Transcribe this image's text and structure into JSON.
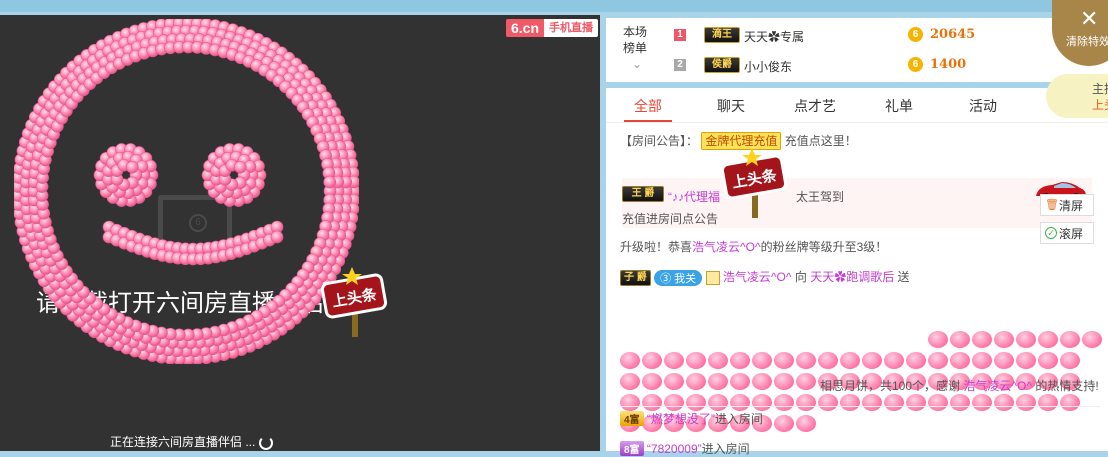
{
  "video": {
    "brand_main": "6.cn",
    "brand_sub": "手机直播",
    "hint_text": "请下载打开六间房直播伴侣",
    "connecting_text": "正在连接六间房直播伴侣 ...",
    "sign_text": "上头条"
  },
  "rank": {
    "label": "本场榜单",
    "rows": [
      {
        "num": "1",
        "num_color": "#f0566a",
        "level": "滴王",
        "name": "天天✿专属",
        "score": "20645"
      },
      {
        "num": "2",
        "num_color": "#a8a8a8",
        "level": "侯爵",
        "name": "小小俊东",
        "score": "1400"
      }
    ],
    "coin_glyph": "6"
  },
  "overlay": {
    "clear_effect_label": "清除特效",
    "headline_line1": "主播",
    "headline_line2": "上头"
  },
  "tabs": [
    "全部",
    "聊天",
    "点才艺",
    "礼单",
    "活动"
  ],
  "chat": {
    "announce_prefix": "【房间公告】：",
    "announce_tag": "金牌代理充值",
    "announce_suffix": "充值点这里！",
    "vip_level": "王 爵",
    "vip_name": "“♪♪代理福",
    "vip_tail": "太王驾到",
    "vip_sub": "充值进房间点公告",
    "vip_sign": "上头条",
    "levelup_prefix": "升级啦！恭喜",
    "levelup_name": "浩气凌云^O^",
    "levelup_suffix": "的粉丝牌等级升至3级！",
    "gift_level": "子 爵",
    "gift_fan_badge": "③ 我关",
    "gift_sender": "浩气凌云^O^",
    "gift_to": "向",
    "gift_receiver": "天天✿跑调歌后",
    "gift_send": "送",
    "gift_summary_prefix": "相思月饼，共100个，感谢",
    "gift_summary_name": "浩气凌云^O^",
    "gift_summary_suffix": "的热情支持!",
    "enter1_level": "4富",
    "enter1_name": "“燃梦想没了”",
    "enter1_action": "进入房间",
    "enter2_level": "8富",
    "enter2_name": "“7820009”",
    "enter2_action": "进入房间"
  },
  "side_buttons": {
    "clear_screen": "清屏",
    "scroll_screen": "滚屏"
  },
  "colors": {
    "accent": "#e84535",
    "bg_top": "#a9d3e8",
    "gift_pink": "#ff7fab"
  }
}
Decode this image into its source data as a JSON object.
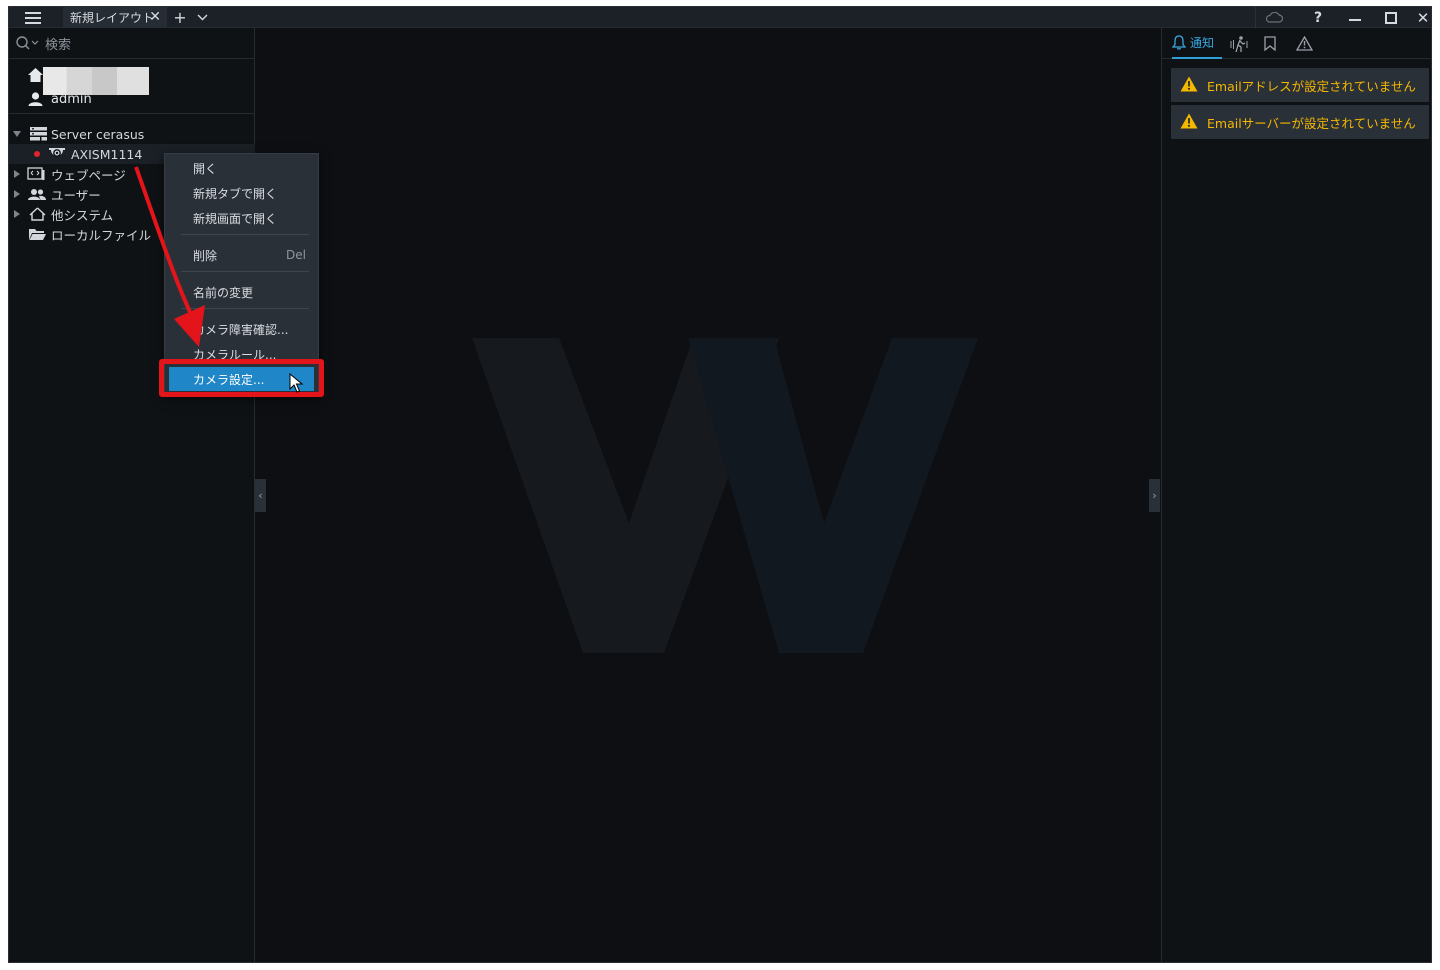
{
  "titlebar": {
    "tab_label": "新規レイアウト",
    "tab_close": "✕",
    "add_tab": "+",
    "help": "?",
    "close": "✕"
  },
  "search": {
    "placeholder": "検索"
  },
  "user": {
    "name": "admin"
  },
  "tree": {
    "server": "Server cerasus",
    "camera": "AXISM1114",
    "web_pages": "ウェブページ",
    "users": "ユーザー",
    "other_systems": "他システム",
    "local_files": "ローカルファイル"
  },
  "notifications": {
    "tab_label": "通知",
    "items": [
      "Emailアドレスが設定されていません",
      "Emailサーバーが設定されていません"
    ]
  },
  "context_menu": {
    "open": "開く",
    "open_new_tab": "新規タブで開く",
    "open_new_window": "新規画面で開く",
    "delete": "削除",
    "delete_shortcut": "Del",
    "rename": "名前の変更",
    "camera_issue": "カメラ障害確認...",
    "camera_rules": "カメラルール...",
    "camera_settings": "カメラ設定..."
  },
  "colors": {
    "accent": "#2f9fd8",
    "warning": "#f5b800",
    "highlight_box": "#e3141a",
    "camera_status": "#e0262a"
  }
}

• **Short problem**
Determine how many lines contain the word "浩气凌云" and reply with that number alone.

• **Exercise answer**
3